═════ Stored records ═════
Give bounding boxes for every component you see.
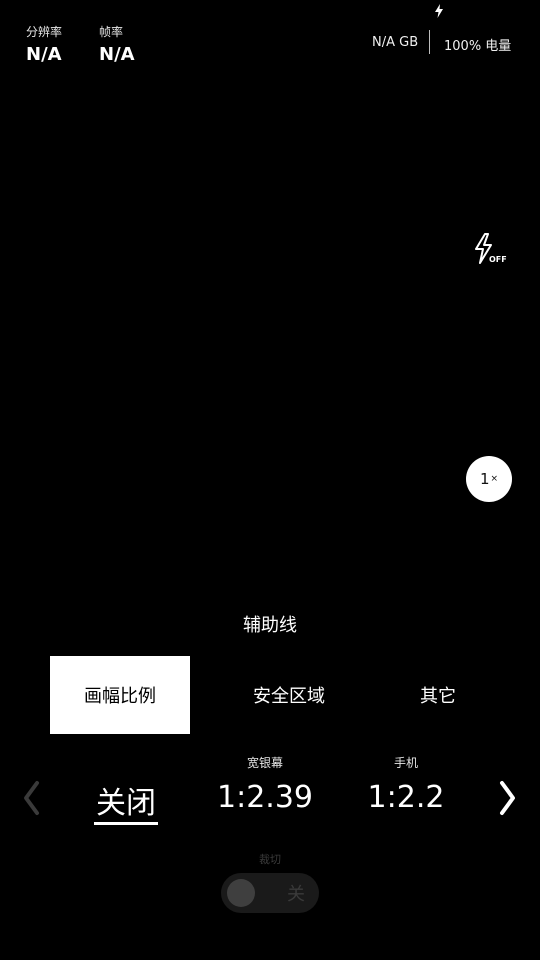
resolution-value: N/A: [26, 44, 62, 65]
battery-text: 100% 电量: [444, 39, 512, 54]
ratio-caption: 手机: [393, 756, 418, 770]
crop-toggle[interactable]: 关: [221, 873, 319, 913]
status-divider: [429, 30, 430, 54]
ratio-value: 关闭: [96, 786, 156, 821]
resolution-label: 分辨率: [26, 25, 63, 39]
zoom-value: 1: [479, 470, 490, 488]
guides-title: 辅助线: [243, 615, 297, 636]
ratio-option-phone[interactable]: 1:2.2: [351, 780, 461, 815]
fps-label: 帧率: [99, 25, 124, 39]
storage-text: N/A GB: [372, 35, 419, 50]
zoom-button[interactable]: 1 ×: [466, 456, 512, 502]
tab-aspect-ratio[interactable]: 画幅比例: [50, 656, 190, 734]
charging-icon: [435, 4, 443, 18]
ratio-option-anamorphic[interactable]: 1:2.39: [205, 780, 325, 815]
ratio-caption: 宽银幕: [246, 756, 283, 770]
tab-safe-area[interactable]: 安全区域: [219, 656, 359, 734]
chevron-right-icon[interactable]: [497, 780, 519, 816]
chevron-left-icon[interactable]: [20, 780, 42, 816]
fps-value: N/A: [99, 44, 135, 65]
toggle-state-text: 关: [287, 884, 305, 905]
svg-text:OFF: OFF: [489, 255, 507, 264]
tab-other[interactable]: 其它: [388, 656, 488, 734]
crop-label: 裁切: [259, 853, 281, 866]
ratio-option-off[interactable]: 关闭: [84, 778, 168, 825]
toggle-knob: [227, 879, 255, 907]
selected-underline: [94, 822, 158, 825]
flash-off-icon[interactable]: OFF: [472, 232, 508, 266]
zoom-suffix: ×: [490, 474, 499, 484]
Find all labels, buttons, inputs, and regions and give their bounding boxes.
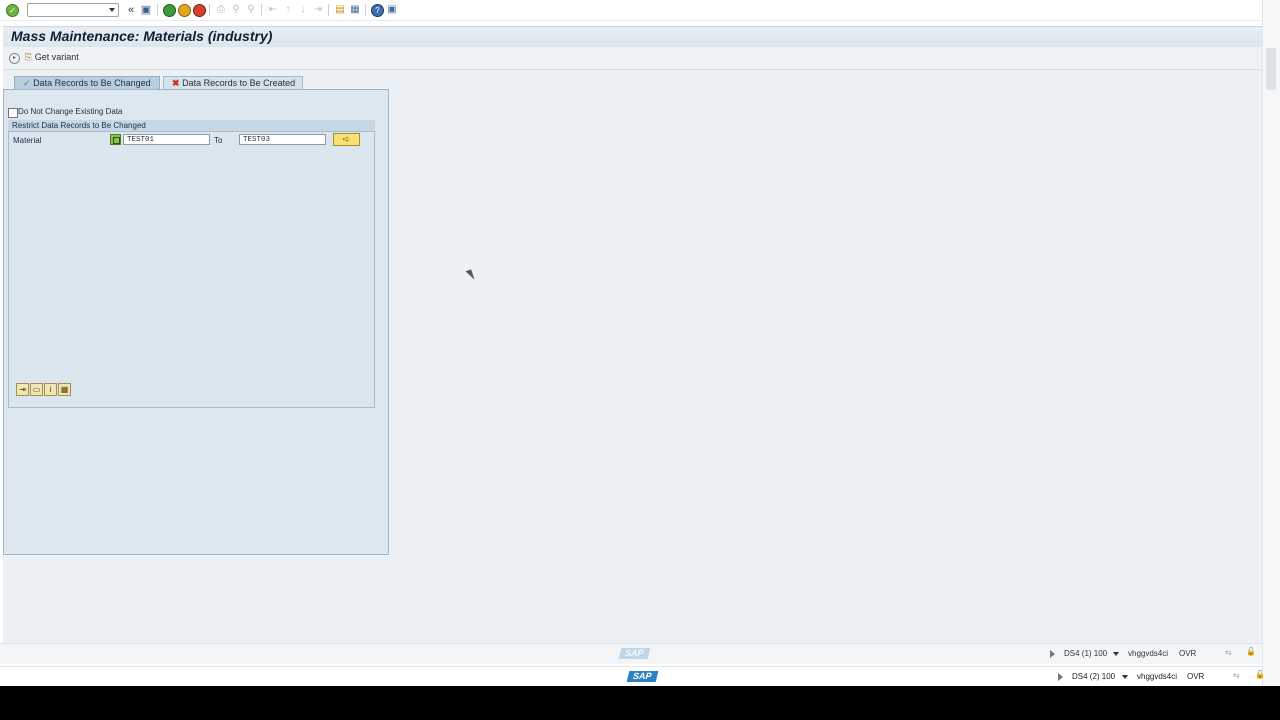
═════
▸ **Exercise task**
Print the material above line for line and character for character, omitting the pictures.

▸ **Finished answer**
Give bounding boxes for every component you see.
resolution-value: N/A: [26, 44, 62, 65]
battery-text: 100% 电量: [444, 39, 512, 54]
ratio-caption: 手机: [393, 756, 418, 770]
crop-toggle[interactable]: 关: [221, 873, 319, 913]
status-divider: [429, 30, 430, 54]
ratio-value: 关闭: [96, 786, 156, 821]
resolution-label: 分辨率: [26, 25, 63, 39]
zoom-value: 1: [479, 470, 490, 488]
guides-title: 辅助线: [243, 615, 297, 636]
ratio-option-phone[interactable]: 1:2.2: [351, 780, 461, 815]
fps-label: 帧率: [99, 25, 124, 39]
storage-text: N/A GB: [372, 35, 419, 50]
zoom-button[interactable]: 1 ×: [466, 456, 512, 502]
tab-aspect-ratio[interactable]: 画幅比例: [50, 656, 190, 734]
charging-icon: [435, 4, 443, 18]
ratio-option-anamorphic[interactable]: 1:2.39: [205, 780, 325, 815]
ratio-caption: 宽银幕: [246, 756, 283, 770]
tab-safe-area[interactable]: 安全区域: [219, 656, 359, 734]
chevron-right-icon[interactable]: [497, 780, 519, 816]
chevron-left-icon[interactable]: [20, 780, 42, 816]
fps-value: N/A: [99, 44, 135, 65]
toggle-state-text: 关: [287, 884, 305, 905]
svg-text:OFF: OFF: [489, 255, 507, 264]
tab-other[interactable]: 其它: [388, 656, 488, 734]
crop-label: 裁切: [259, 853, 281, 866]
ratio-option-off[interactable]: 关闭: [84, 778, 168, 825]
toggle-knob: [227, 879, 255, 907]
selected-underline: [94, 822, 158, 825]
flash-off-icon[interactable]: OFF: [472, 232, 508, 266]
zoom-suffix: ×: [490, 474, 499, 484]
Find all labels, buttons, inputs, and regions and give their bounding boxes.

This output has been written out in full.